Extracted records |
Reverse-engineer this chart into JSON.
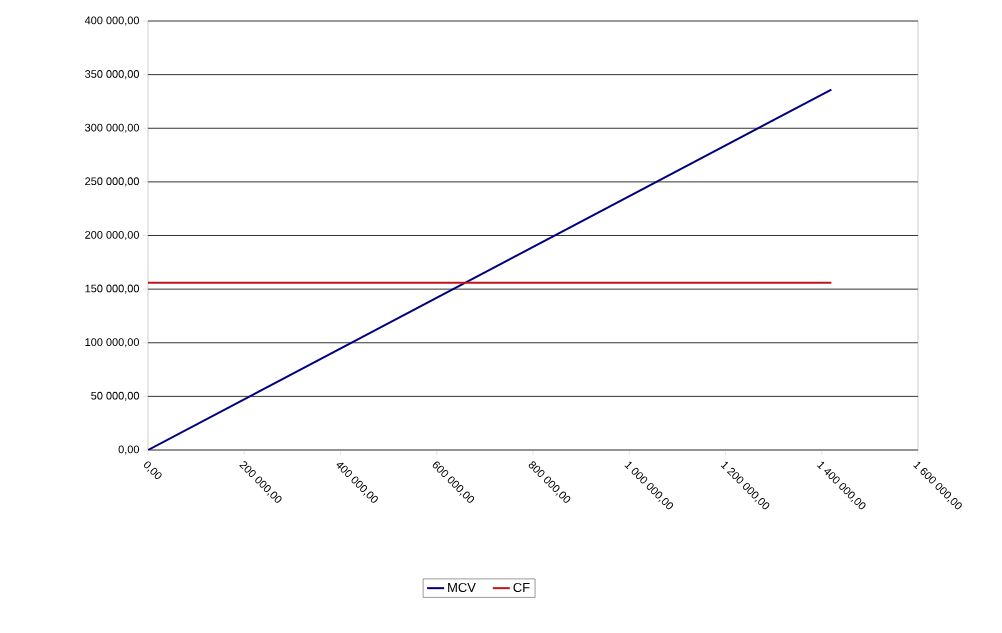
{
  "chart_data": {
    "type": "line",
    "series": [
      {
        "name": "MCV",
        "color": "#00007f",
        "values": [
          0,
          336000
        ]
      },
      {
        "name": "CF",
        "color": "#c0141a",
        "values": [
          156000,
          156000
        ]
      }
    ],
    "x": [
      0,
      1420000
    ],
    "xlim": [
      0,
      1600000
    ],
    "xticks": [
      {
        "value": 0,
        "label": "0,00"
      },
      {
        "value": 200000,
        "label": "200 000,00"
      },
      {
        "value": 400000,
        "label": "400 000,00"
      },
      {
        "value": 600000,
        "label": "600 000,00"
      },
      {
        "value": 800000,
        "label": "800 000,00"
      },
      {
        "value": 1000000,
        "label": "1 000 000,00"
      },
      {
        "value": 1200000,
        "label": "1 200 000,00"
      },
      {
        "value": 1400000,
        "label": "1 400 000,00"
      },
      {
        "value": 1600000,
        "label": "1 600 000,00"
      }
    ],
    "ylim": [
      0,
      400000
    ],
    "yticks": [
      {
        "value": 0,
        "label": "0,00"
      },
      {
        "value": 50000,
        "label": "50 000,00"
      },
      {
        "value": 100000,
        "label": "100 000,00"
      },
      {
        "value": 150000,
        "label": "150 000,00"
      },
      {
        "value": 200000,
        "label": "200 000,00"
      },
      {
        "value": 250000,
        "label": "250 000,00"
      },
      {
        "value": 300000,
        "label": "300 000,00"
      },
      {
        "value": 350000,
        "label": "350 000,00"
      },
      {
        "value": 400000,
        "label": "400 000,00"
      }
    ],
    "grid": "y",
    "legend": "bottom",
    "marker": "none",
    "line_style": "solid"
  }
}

Short problem | All entries are to be retyped exactly. Omit any embedded images.

Finished answer |
Reverse-engineer this chart into JSON.
{
  "chart_data": {
    "type": "line",
    "series": [
      {
        "name": "MCV",
        "color": "#00007f",
        "values": [
          0,
          336000
        ]
      },
      {
        "name": "CF",
        "color": "#c0141a",
        "values": [
          156000,
          156000
        ]
      }
    ],
    "x": [
      0,
      1420000
    ],
    "xlim": [
      0,
      1600000
    ],
    "xticks": [
      {
        "value": 0,
        "label": "0,00"
      },
      {
        "value": 200000,
        "label": "200 000,00"
      },
      {
        "value": 400000,
        "label": "400 000,00"
      },
      {
        "value": 600000,
        "label": "600 000,00"
      },
      {
        "value": 800000,
        "label": "800 000,00"
      },
      {
        "value": 1000000,
        "label": "1 000 000,00"
      },
      {
        "value": 1200000,
        "label": "1 200 000,00"
      },
      {
        "value": 1400000,
        "label": "1 400 000,00"
      },
      {
        "value": 1600000,
        "label": "1 600 000,00"
      }
    ],
    "ylim": [
      0,
      400000
    ],
    "yticks": [
      {
        "value": 0,
        "label": "0,00"
      },
      {
        "value": 50000,
        "label": "50 000,00"
      },
      {
        "value": 100000,
        "label": "100 000,00"
      },
      {
        "value": 150000,
        "label": "150 000,00"
      },
      {
        "value": 200000,
        "label": "200 000,00"
      },
      {
        "value": 250000,
        "label": "250 000,00"
      },
      {
        "value": 300000,
        "label": "300 000,00"
      },
      {
        "value": 350000,
        "label": "350 000,00"
      },
      {
        "value": 400000,
        "label": "400 000,00"
      }
    ],
    "grid": "y",
    "legend": "bottom",
    "marker": "none",
    "line_style": "solid"
  }
}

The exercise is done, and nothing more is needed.